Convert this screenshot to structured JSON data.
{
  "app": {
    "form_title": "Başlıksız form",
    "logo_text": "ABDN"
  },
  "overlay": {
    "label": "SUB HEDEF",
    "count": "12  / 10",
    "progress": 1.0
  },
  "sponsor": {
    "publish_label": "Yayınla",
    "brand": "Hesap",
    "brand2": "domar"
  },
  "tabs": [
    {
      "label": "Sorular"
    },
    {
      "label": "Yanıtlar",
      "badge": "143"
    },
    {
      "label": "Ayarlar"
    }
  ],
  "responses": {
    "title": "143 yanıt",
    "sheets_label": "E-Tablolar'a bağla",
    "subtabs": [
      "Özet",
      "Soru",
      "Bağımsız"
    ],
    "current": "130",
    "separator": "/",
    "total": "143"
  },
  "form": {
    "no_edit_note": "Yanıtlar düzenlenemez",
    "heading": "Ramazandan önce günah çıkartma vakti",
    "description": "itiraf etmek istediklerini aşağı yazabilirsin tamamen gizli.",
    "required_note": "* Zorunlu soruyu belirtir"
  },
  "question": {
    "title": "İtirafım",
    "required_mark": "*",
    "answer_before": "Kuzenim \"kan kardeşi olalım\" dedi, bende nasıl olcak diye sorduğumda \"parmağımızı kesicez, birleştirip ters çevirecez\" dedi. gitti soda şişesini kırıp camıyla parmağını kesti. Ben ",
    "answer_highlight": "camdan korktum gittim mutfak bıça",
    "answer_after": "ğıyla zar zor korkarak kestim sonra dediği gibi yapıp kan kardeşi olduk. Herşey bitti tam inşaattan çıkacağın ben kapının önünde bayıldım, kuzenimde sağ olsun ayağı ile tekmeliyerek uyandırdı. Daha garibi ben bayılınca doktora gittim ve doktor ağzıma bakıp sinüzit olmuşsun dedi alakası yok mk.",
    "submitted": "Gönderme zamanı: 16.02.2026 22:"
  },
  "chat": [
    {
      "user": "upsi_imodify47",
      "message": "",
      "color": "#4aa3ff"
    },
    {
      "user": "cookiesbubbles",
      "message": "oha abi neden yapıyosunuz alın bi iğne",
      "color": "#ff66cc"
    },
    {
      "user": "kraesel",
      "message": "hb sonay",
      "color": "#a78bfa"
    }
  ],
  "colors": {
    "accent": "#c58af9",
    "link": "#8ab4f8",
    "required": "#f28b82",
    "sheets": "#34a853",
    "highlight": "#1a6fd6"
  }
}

> Directive
Repeat the data precisely, line by line.

> Solution below
Convert this screenshot to structured JSON data.
{
  "app": {
    "form_title": "Başlıksız form",
    "logo_text": "ABDN"
  },
  "overlay": {
    "label": "SUB HEDEF",
    "count": "12  / 10",
    "progress": 1.0
  },
  "sponsor": {
    "publish_label": "Yayınla",
    "brand": "Hesap",
    "brand2": "domar"
  },
  "tabs": [
    {
      "label": "Sorular"
    },
    {
      "label": "Yanıtlar",
      "badge": "143"
    },
    {
      "label": "Ayarlar"
    }
  ],
  "responses": {
    "title": "143 yanıt",
    "sheets_label": "E-Tablolar'a bağla",
    "subtabs": [
      "Özet",
      "Soru",
      "Bağımsız"
    ],
    "current": "130",
    "separator": "/",
    "total": "143"
  },
  "form": {
    "no_edit_note": "Yanıtlar düzenlenemez",
    "heading": "Ramazandan önce günah çıkartma vakti",
    "description": "itiraf etmek istediklerini aşağı yazabilirsin tamamen gizli.",
    "required_note": "* Zorunlu soruyu belirtir"
  },
  "question": {
    "title": "İtirafım",
    "required_mark": "*",
    "answer_before": "Kuzenim \"kan kardeşi olalım\" dedi, bende nasıl olcak diye sorduğumda \"parmağımızı kesicez, birleştirip ters çevirecez\" dedi. gitti soda şişesini kırıp camıyla parmağını kesti. Ben ",
    "answer_highlight": "camdan korktum gittim mutfak bıça",
    "answer_after": "ğıyla zar zor korkarak kestim sonra dediği gibi yapıp kan kardeşi olduk. Herşey bitti tam inşaattan çıkacağın ben kapının önünde bayıldım, kuzenimde sağ olsun ayağı ile tekmeliyerek uyandırdı. Daha garibi ben bayılınca doktora gittim ve doktor ağzıma bakıp sinüzit olmuşsun dedi alakası yok mk.",
    "submitted": "Gönderme zamanı: 16.02.2026 22:"
  },
  "chat": [
    {
      "user": "upsi_imodify47",
      "message": "",
      "color": "#4aa3ff"
    },
    {
      "user": "cookiesbubbles",
      "message": "oha abi neden yapıyosunuz alın bi iğne",
      "color": "#ff66cc"
    },
    {
      "user": "kraesel",
      "message": "hb sonay",
      "color": "#a78bfa"
    }
  ],
  "colors": {
    "accent": "#c58af9",
    "link": "#8ab4f8",
    "required": "#f28b82",
    "sheets": "#34a853",
    "highlight": "#1a6fd6"
  }
}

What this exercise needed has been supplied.